# Directive:
List all the lines in these records that hold "xlabel".

★ ★ ★ ★ ★

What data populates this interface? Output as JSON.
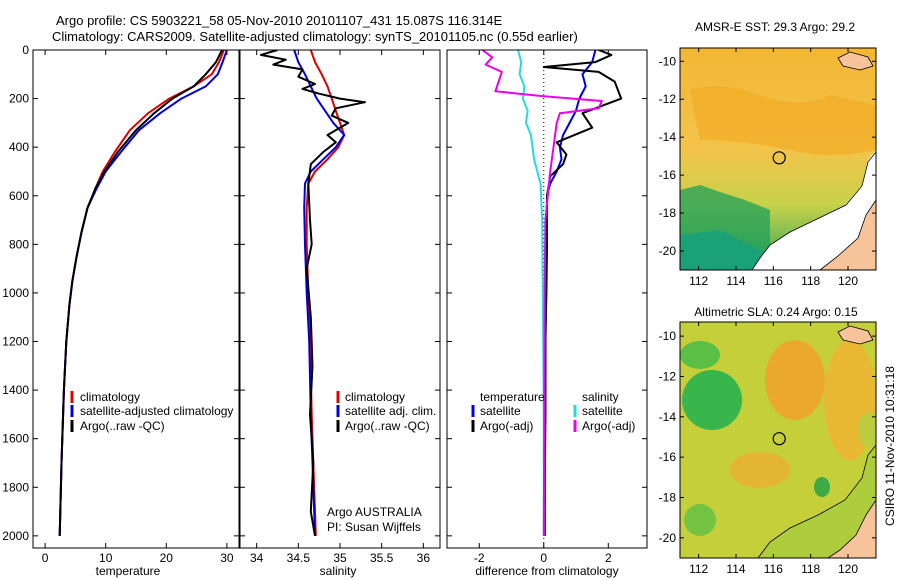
{
  "header": {
    "line1": "Argo profile: CS 5903221_58 05-Nov-2010 20101107_431 15.087S 116.314E",
    "line2": "Climatology: CARS2009. Satellite-adjusted climatology: synTS_20101105.nc (0.55d earlier)"
  },
  "credit": "CSIRO 11-Nov-2010 10:31:18",
  "colors": {
    "red": "#dd0000",
    "blue": "#0000dd",
    "black": "#000000",
    "cyan": "#22dddd",
    "magenta": "#ee00ee"
  },
  "chart_data": [
    {
      "type": "line",
      "name": "temperature-profile",
      "xlabel": "temperature",
      "ylabel": "",
      "xlim": [
        -2,
        32
      ],
      "ylim": [
        2050,
        0
      ],
      "xticks": [
        0,
        10,
        20,
        30
      ],
      "xtick_labels": [
        "0",
        "10",
        "20",
        "30"
      ],
      "yticks": [
        0,
        200,
        400,
        600,
        800,
        1000,
        1200,
        1400,
        1600,
        1800,
        2000
      ],
      "ytick_labels": [
        "0",
        "200",
        "400",
        "600",
        "800",
        "1000",
        "1200",
        "1400",
        "1600",
        "1800",
        "2000"
      ],
      "legend": [
        "climatology",
        "satellite-adjusted climatology",
        "Argo(..raw -QC)"
      ],
      "series": [
        {
          "name": "climatology",
          "color": "red",
          "x": [
            29.5,
            28.7,
            27.5,
            24.5,
            20.5,
            17.0,
            14.0,
            11.5,
            9.5,
            8.3,
            7.0,
            6.0,
            5.2,
            4.5,
            4.0,
            3.5,
            3.1,
            2.9,
            2.7,
            2.6,
            2.5,
            2.4
          ],
          "y": [
            0,
            50,
            100,
            150,
            200,
            260,
            330,
            420,
            500,
            570,
            650,
            750,
            850,
            950,
            1050,
            1200,
            1400,
            1550,
            1700,
            1800,
            1900,
            2000
          ]
        },
        {
          "name": "satellite-adjusted climatology",
          "color": "blue",
          "x": [
            30.0,
            29.3,
            28.5,
            26.5,
            22.5,
            19.0,
            15.5,
            12.5,
            10.0,
            8.5,
            7.0,
            6.0,
            5.2,
            4.5,
            4.0,
            3.5,
            3.1,
            2.9,
            2.7,
            2.6,
            2.5,
            2.4
          ],
          "y": [
            0,
            50,
            100,
            150,
            200,
            260,
            330,
            420,
            500,
            570,
            650,
            750,
            850,
            950,
            1050,
            1200,
            1400,
            1550,
            1700,
            1800,
            1900,
            2000
          ]
        },
        {
          "name": "Argo",
          "color": "black",
          "x": [
            29.2,
            28.2,
            26.5,
            24.5,
            21.0,
            18.0,
            15.0,
            12.0,
            9.8,
            8.3,
            7.0,
            6.0,
            5.2,
            4.5,
            4.0,
            3.5,
            3.1,
            2.9,
            2.7,
            2.6,
            2.5,
            2.4
          ],
          "y": [
            0,
            50,
            100,
            150,
            200,
            260,
            330,
            420,
            500,
            570,
            650,
            750,
            850,
            950,
            1050,
            1200,
            1400,
            1550,
            1700,
            1800,
            1900,
            2000
          ]
        }
      ]
    },
    {
      "type": "line",
      "name": "salinity-profile",
      "xlabel": "salinity",
      "ylabel": "",
      "xlim": [
        33.8,
        36.2
      ],
      "ylim": [
        2050,
        0
      ],
      "xticks": [
        34,
        34.5,
        35,
        35.5,
        36
      ],
      "xtick_labels": [
        "34",
        "34.5",
        "35",
        "35.5",
        "36"
      ],
      "legend": [
        "climatology",
        "satellite adj. clim.",
        "Argo(..raw -QC)"
      ],
      "annotation": [
        "Argo AUSTRALIA",
        "PI: Susan Wijffels"
      ],
      "series": [
        {
          "name": "climatology",
          "color": "red",
          "x": [
            34.65,
            34.7,
            34.78,
            34.85,
            34.9,
            34.95,
            35.0,
            35.05,
            34.98,
            34.85,
            34.7,
            34.62,
            34.6,
            34.6,
            34.62,
            34.64,
            34.66,
            34.68,
            34.7,
            34.71
          ],
          "y": [
            0,
            50,
            100,
            150,
            200,
            250,
            300,
            350,
            400,
            450,
            500,
            550,
            650,
            800,
            1000,
            1200,
            1500,
            1700,
            1900,
            2000
          ]
        },
        {
          "name": "satellite adj. clim.",
          "color": "blue",
          "x": [
            34.45,
            34.5,
            34.58,
            34.65,
            34.72,
            34.82,
            34.92,
            35.05,
            34.95,
            34.8,
            34.65,
            34.58,
            34.57,
            34.58,
            34.6,
            34.63,
            34.65,
            34.67,
            34.69,
            34.7
          ],
          "y": [
            0,
            50,
            100,
            150,
            200,
            250,
            300,
            350,
            400,
            450,
            500,
            550,
            650,
            800,
            1000,
            1200,
            1500,
            1700,
            1900,
            2000
          ]
        },
        {
          "name": "Argo",
          "color": "black",
          "x": [
            34.25,
            34.05,
            34.35,
            34.2,
            34.55,
            34.5,
            34.7,
            34.55,
            34.75,
            35.0,
            35.3,
            34.95,
            34.9,
            35.1,
            34.85,
            34.95,
            34.8,
            34.65,
            34.62,
            34.64,
            34.66,
            34.6,
            34.65,
            34.67,
            34.64,
            34.68,
            34.65,
            34.7
          ],
          "y": [
            0,
            20,
            40,
            60,
            80,
            110,
            140,
            160,
            180,
            200,
            215,
            240,
            270,
            300,
            350,
            380,
            420,
            470,
            550,
            700,
            800,
            900,
            1100,
            1300,
            1500,
            1700,
            1900,
            2000
          ]
        }
      ]
    },
    {
      "type": "line",
      "name": "difference-profile",
      "xlabel": "difference from climatology",
      "ylabel": "",
      "xlim": [
        -3,
        3.2
      ],
      "ylim": [
        2050,
        0
      ],
      "xticks": [
        -2,
        0,
        2
      ],
      "xtick_labels": [
        "-2",
        "0",
        "2"
      ],
      "legend_headers": [
        "temperature",
        "salinity"
      ],
      "legend": [
        "satellite",
        "Argo(-adj)",
        "satellite",
        "Argo(-adj)"
      ],
      "series": [
        {
          "name": "temperature satellite",
          "color": "blue",
          "x": [
            1.6,
            1.5,
            1.2,
            1.3,
            1.1,
            1.0,
            0.8,
            0.6,
            0.5,
            0.55,
            0.4,
            0.2,
            0.1,
            0.08,
            0.05,
            0.05,
            0.03,
            0.03
          ],
          "y": [
            0,
            50,
            100,
            150,
            200,
            250,
            300,
            350,
            400,
            450,
            500,
            550,
            600,
            800,
            1000,
            1400,
            1800,
            2000
          ]
        },
        {
          "name": "temperature Argo(-adj)",
          "color": "black",
          "x": [
            1.7,
            2.1,
            1.6,
            0.0,
            1.7,
            2.2,
            2.4,
            1.2,
            1.5,
            0.4,
            0.7,
            0.6,
            0.2,
            0.1,
            0.1,
            0.08,
            0.05,
            0.05,
            0.03,
            0.03
          ],
          "y": [
            0,
            20,
            50,
            70,
            90,
            130,
            200,
            260,
            320,
            380,
            430,
            470,
            520,
            600,
            800,
            1000,
            1200,
            1500,
            1800,
            2000
          ]
        },
        {
          "name": "salinity satellite",
          "color": "cyan",
          "x": [
            -0.8,
            -0.7,
            -0.75,
            -0.6,
            -0.65,
            -0.5,
            -0.55,
            -0.4,
            -0.35,
            -0.3,
            -0.2,
            -0.1,
            -0.05,
            -0.03,
            0.0,
            0.0
          ],
          "y": [
            0,
            50,
            100,
            150,
            200,
            250,
            300,
            350,
            400,
            450,
            500,
            550,
            700,
            1000,
            1500,
            2000
          ]
        },
        {
          "name": "salinity Argo(-adj)",
          "color": "magenta",
          "x": [
            -1.9,
            -1.6,
            -1.8,
            -1.3,
            -1.4,
            -1.5,
            0.0,
            1.8,
            1.7,
            0.5,
            0.4,
            0.3,
            0.2,
            0.05,
            0.03,
            0.02,
            0.01,
            0.0
          ],
          "y": [
            0,
            30,
            60,
            90,
            130,
            170,
            190,
            210,
            240,
            260,
            300,
            400,
            500,
            700,
            1000,
            1300,
            1700,
            2000
          ]
        }
      ]
    },
    {
      "type": "heatmap",
      "name": "sst-map",
      "title": "AMSR-E SST: 29.3 Argo: 29.2",
      "xlim": [
        111,
        121.5
      ],
      "ylim": [
        -21,
        -9.3
      ],
      "xticks": [
        112,
        114,
        116,
        118,
        120
      ],
      "xtick_labels": [
        "112",
        "114",
        "116",
        "118",
        "120"
      ],
      "yticks": [
        -10,
        -12,
        -14,
        -16,
        -18,
        -20
      ],
      "ytick_labels": [
        "-10",
        "-12",
        "-14",
        "-16",
        "-18",
        "-20"
      ],
      "argo_position": [
        116.314,
        -15.087
      ]
    },
    {
      "type": "heatmap",
      "name": "sla-map",
      "title": "Altimetric SLA: 0.24 Argo: 0.15",
      "xlim": [
        111,
        121.5
      ],
      "ylim": [
        -21,
        -9.3
      ],
      "xticks": [
        112,
        114,
        116,
        118,
        120
      ],
      "xtick_labels": [
        "112",
        "114",
        "116",
        "118",
        "120"
      ],
      "yticks": [
        -10,
        -12,
        -14,
        -16,
        -18,
        -20
      ],
      "ytick_labels": [
        "-10",
        "-12",
        "-14",
        "-16",
        "-18",
        "-20"
      ],
      "argo_position": [
        116.314,
        -15.087
      ]
    }
  ]
}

★ ★ ★ ★ ★

# Exercise result:
      "xlabel": "temperature",
      "xlabel": "salinity",
      "xlabel": "difference from climatology",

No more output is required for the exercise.